Start of EXERCISE MATERIAL

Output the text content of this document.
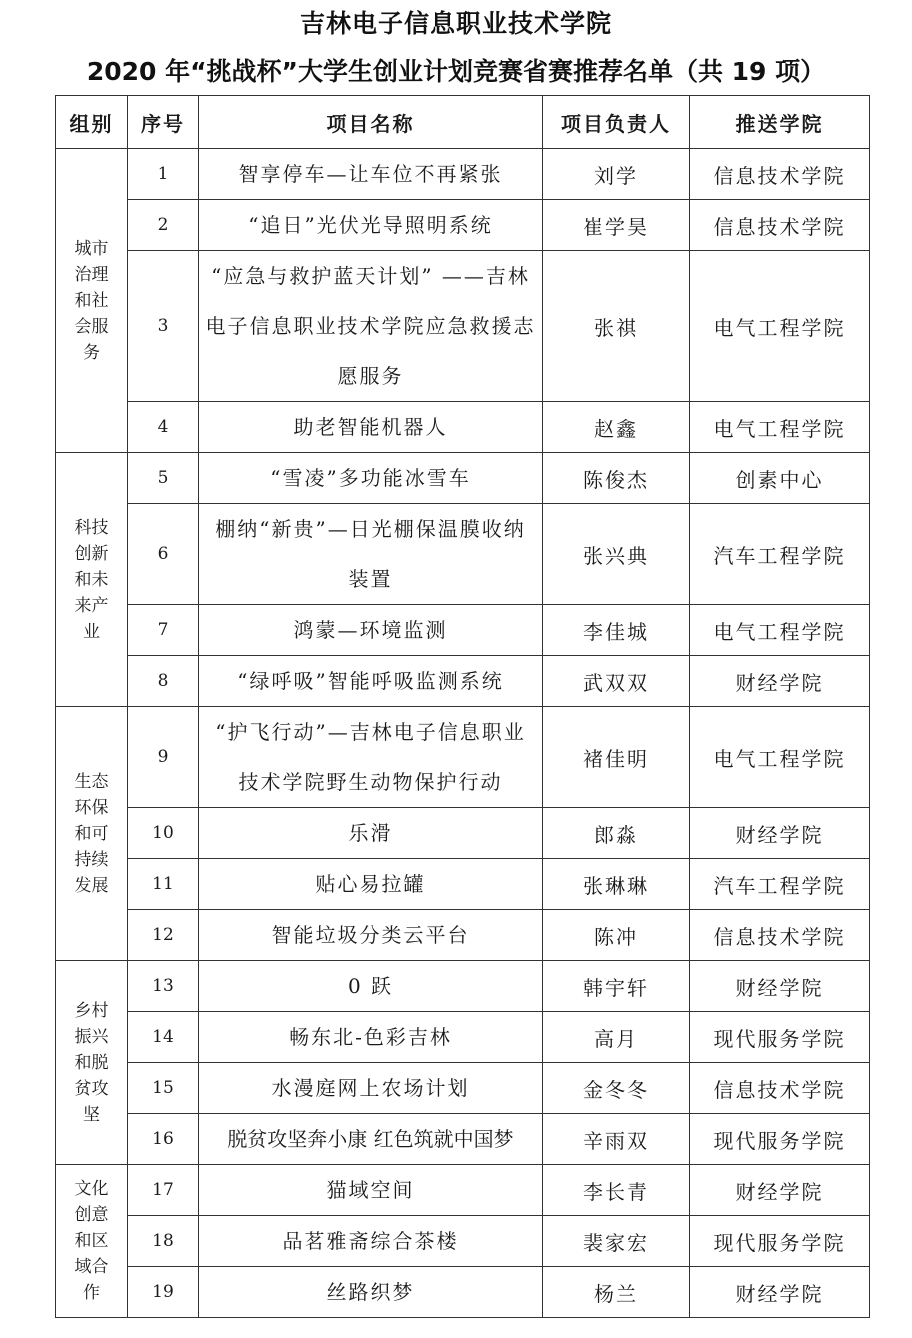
吉林电子信息职业技术学院
2020 年“挑战杯”大学生创业计划竞赛省赛推荐名单（共 19 项）
组别	序号	项目名称	项目负责人	推送学院
城市治理和社会服务	1	智享停车—让车位不再紧张	刘学	信息技术学院
	2	“追日”光伏光导照明系统	崔学昊	信息技术学院
	3	“应急与救护蓝天计划” ——吉林电子信息职业技术学院应急救援志愿服务	张祺	电气工程学院
	4	助老智能机器人	赵鑫	电气工程学院
科技创新和未来产业	5	“雪凌”多功能冰雪车	陈俊杰	创素中心
	6	棚纳“新贵”—日光棚保温膜收纳装置	张兴典	汽车工程学院
	7	鸿蒙—环境监测	李佳城	电气工程学院
	8	“绿呼吸”智能呼吸监测系统	武双双	财经学院
生态环保和可持续发展	9	“护飞行动”—吉林电子信息职业技术学院野生动物保护行动	褚佳明	电气工程学院
	10	乐滑	郎淼	财经学院
	11	贴心易拉罐	张琳琳	汽车工程学院
	12	智能垃圾分类云平台	陈冲	信息技术学院
乡村振兴和脱贫攻坚	13	0 跃	韩宇轩	财经学院
	14	畅东北-色彩吉林	高月	现代服务学院
	15	水漫庭网上农场计划	金冬冬	信息技术学院
	16	脱贫攻坚奔小康 红色筑就中国梦	辛雨双	现代服务学院
文化创意和区域合作	17	猫域空间	李长青	财经学院
	18	品茗雅斋综合茶楼	裴家宏	现代服务学院
	19	丝路织梦	杨兰	财经学院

End of EXERCISE MATERIAL

**GIVEN PROBLEM:** Generate a word-for-word copy of the preceding records, excluding all pictures.

**WRITTEN ANSWER:**
Output the text content of this document.
吉林电子信息职业技术学院
2020 年“挑战杯”大学生创业计划竞赛省赛推荐名单（共 19 项）
组别	序号	项目名称	项目负责人	推送学院
城市治理和社会服务	1	智享停车—让车位不再紧张	刘学	信息技术学院
	2	“追日”光伏光导照明系统	崔学昊	信息技术学院
	3	“应急与救护蓝天计划” ——吉林电子信息职业技术学院应急救援志愿服务	张祺	电气工程学院
	4	助老智能机器人	赵鑫	电气工程学院
科技创新和未来产业	5	“雪凌”多功能冰雪车	陈俊杰	创素中心
	6	棚纳“新贵”—日光棚保温膜收纳装置	张兴典	汽车工程学院
	7	鸿蒙—环境监测	李佳城	电气工程学院
	8	“绿呼吸”智能呼吸监测系统	武双双	财经学院
生态环保和可持续发展	9	“护飞行动”—吉林电子信息职业技术学院野生动物保护行动	褚佳明	电气工程学院
	10	乐滑	郎淼	财经学院
	11	贴心易拉罐	张琳琳	汽车工程学院
	12	智能垃圾分类云平台	陈冲	信息技术学院
乡村振兴和脱贫攻坚	13	0 跃	韩宇轩	财经学院
	14	畅东北-色彩吉林	高月	现代服务学院
	15	水漫庭网上农场计划	金冬冬	信息技术学院
	16	脱贫攻坚奔小康 红色筑就中国梦	辛雨双	现代服务学院
文化创意和区域合作	17	猫域空间	李长青	财经学院
	18	品茗雅斋综合茶楼	裴家宏	现代服务学院
	19	丝路织梦	杨兰	财经学院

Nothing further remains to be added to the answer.